#### TASK DESCRIPTION
Provide only the number of lines in the listing that contain the string "JSON".

-- start INPUT DATA --

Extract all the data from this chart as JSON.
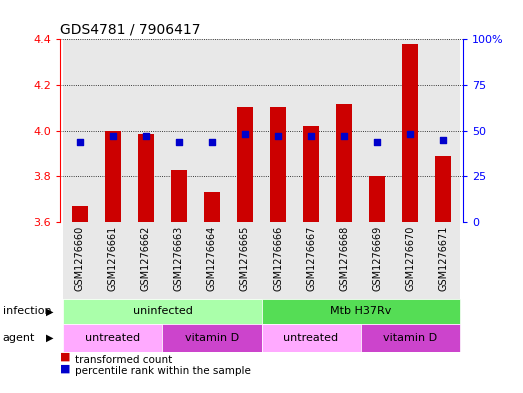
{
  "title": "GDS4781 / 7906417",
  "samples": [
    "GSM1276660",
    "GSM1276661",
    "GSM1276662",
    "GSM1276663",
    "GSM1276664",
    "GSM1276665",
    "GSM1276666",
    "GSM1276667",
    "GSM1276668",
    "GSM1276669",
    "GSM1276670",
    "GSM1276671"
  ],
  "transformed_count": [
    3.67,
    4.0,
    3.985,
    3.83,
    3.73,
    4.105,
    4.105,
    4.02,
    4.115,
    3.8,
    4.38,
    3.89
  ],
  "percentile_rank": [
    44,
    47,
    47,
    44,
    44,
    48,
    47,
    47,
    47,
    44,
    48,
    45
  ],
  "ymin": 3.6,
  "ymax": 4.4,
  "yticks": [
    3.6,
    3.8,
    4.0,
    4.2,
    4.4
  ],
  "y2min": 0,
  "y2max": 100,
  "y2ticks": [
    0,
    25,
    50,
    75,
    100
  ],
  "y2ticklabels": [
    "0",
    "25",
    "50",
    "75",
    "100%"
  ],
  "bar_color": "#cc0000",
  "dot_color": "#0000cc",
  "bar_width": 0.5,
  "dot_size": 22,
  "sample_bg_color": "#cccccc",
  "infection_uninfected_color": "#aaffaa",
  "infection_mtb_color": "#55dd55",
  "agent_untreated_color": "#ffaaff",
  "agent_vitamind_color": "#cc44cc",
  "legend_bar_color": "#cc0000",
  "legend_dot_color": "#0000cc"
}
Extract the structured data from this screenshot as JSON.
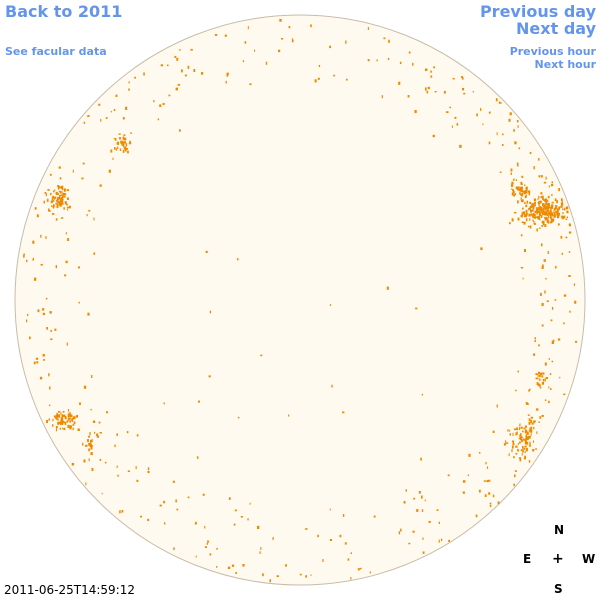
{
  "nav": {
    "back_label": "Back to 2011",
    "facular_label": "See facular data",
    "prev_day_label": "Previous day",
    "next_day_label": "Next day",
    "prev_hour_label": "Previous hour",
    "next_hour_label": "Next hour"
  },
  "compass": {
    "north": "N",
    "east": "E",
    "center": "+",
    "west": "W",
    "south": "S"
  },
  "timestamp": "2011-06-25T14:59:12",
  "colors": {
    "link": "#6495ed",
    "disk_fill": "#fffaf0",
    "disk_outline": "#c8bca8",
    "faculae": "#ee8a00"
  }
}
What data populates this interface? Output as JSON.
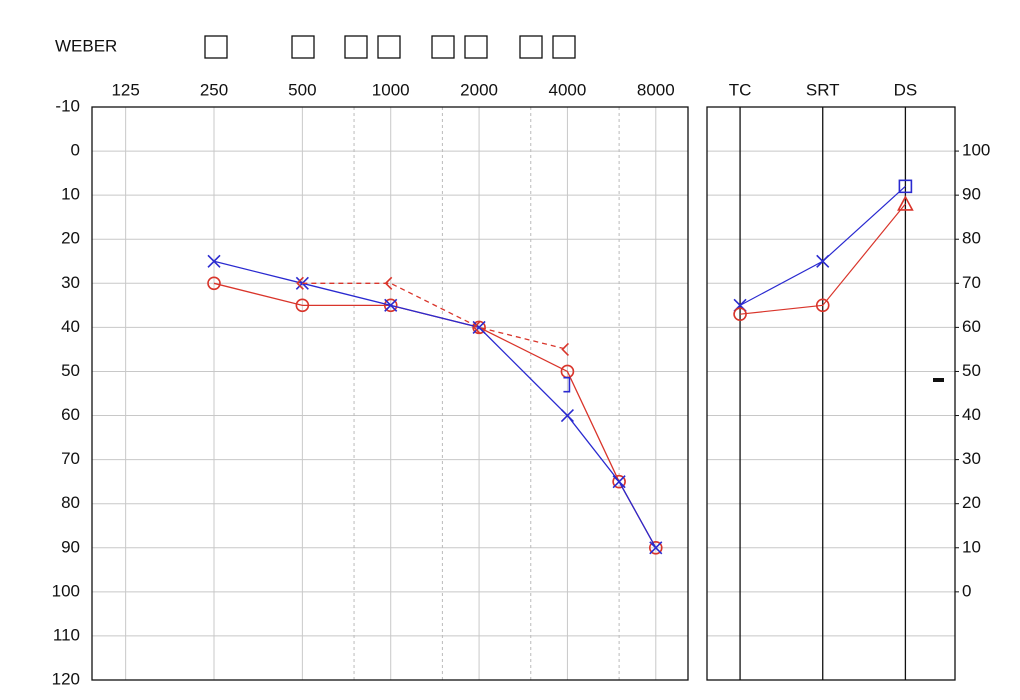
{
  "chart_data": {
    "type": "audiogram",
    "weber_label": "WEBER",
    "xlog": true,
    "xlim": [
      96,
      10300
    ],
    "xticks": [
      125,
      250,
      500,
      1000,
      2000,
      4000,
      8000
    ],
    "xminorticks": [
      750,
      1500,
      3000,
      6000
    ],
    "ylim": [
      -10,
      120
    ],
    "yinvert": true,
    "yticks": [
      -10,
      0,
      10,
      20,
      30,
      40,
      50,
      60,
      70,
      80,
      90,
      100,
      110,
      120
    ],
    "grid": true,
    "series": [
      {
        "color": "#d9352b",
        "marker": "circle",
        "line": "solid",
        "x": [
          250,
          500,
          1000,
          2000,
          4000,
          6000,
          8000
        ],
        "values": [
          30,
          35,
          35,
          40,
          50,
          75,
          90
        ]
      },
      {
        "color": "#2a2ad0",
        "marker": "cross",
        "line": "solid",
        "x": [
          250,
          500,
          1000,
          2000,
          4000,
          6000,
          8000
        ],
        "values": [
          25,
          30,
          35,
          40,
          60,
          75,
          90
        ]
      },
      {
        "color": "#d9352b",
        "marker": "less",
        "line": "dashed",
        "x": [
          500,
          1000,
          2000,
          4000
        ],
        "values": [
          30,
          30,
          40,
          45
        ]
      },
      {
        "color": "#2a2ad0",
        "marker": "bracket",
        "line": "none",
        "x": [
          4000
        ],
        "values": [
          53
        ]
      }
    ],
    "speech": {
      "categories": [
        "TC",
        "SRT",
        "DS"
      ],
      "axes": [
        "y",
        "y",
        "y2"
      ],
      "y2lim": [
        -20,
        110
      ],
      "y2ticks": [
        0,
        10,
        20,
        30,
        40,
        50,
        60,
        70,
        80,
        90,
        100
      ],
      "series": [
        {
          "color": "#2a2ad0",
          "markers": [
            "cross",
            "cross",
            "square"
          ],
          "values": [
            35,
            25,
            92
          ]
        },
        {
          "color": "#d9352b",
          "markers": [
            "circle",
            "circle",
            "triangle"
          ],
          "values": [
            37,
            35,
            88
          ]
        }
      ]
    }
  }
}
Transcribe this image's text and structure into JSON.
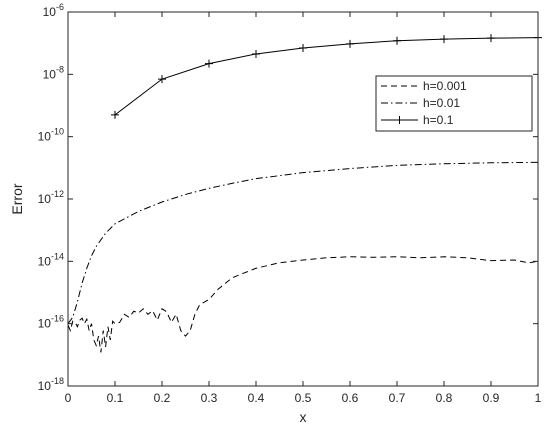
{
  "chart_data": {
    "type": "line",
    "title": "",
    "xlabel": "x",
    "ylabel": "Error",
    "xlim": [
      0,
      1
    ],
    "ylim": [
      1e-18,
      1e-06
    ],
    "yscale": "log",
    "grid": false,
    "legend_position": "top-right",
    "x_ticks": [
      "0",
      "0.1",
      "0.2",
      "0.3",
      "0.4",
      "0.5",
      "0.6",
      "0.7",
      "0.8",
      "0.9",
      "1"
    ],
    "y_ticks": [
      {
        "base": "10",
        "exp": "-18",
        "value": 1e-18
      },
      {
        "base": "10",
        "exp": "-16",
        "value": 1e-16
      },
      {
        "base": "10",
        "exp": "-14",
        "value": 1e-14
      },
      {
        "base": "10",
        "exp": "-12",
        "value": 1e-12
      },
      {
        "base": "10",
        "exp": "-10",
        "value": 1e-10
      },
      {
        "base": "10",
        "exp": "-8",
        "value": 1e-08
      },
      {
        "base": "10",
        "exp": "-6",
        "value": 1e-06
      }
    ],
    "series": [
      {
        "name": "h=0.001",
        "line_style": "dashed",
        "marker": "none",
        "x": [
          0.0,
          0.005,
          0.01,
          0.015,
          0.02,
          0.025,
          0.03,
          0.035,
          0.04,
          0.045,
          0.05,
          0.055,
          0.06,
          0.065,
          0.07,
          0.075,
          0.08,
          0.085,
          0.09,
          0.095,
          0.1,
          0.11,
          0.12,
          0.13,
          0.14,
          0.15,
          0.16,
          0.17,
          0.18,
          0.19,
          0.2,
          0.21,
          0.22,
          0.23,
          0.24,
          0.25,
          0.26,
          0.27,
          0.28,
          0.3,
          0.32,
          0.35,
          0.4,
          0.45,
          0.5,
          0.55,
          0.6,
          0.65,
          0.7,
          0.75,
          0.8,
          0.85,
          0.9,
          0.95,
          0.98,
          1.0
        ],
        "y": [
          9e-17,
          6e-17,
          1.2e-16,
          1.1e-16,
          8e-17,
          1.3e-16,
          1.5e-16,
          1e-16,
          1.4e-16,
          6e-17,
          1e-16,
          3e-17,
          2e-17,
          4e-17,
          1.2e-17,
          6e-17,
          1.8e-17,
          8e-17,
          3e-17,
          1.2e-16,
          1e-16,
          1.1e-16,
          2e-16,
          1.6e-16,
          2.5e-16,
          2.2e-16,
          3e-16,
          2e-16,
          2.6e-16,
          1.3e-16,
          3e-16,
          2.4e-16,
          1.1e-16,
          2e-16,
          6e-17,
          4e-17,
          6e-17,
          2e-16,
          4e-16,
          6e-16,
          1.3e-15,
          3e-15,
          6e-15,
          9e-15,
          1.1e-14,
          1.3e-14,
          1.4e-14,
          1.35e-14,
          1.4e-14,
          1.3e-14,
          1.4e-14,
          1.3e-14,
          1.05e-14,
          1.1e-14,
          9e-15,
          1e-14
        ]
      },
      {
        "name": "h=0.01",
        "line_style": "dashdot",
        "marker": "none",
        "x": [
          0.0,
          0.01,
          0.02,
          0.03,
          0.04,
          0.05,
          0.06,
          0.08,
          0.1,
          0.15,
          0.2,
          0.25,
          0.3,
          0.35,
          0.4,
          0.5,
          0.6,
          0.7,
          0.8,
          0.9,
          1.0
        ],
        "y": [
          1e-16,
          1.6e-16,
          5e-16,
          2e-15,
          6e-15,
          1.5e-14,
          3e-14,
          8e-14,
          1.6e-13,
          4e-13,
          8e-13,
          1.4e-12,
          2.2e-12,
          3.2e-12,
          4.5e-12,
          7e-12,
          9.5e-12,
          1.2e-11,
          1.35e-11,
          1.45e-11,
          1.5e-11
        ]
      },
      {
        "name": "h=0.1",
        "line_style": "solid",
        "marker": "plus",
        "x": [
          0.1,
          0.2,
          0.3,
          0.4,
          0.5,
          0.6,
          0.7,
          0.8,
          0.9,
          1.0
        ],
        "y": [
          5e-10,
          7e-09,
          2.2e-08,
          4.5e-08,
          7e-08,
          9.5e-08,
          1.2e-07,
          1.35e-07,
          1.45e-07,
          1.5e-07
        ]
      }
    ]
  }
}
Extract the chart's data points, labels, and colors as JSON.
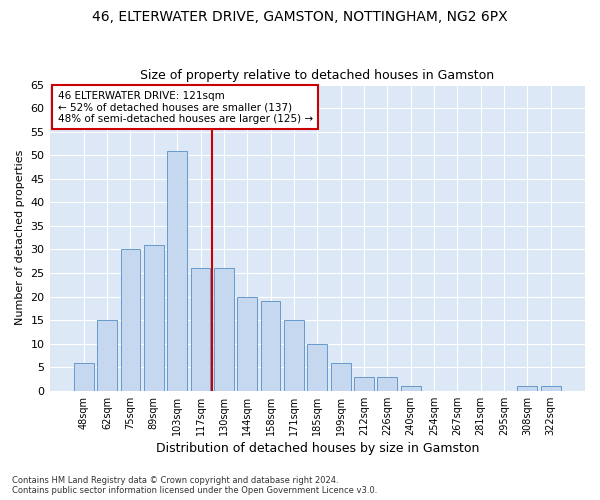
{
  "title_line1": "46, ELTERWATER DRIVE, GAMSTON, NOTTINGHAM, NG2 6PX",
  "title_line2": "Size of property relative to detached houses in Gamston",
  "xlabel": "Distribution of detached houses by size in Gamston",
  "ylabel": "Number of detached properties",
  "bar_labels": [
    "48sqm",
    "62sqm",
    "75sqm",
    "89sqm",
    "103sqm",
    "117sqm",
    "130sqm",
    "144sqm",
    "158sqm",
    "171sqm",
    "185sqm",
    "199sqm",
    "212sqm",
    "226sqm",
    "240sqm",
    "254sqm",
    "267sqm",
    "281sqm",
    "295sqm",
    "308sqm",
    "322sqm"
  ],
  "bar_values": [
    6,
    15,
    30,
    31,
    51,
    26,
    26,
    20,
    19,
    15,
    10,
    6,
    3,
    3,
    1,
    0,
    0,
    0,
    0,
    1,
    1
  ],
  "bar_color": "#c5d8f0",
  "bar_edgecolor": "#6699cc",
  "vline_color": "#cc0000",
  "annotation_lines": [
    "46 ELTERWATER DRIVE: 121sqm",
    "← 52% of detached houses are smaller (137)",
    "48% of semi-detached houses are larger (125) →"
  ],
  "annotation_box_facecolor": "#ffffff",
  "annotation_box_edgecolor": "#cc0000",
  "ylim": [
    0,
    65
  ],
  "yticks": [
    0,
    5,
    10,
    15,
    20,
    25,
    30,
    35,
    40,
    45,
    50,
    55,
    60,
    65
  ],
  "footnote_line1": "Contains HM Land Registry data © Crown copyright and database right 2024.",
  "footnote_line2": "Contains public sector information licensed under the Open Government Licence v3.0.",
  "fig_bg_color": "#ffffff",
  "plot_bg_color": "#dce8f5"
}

-- end INPUT DATA --

#### WORKED SOLUTION
5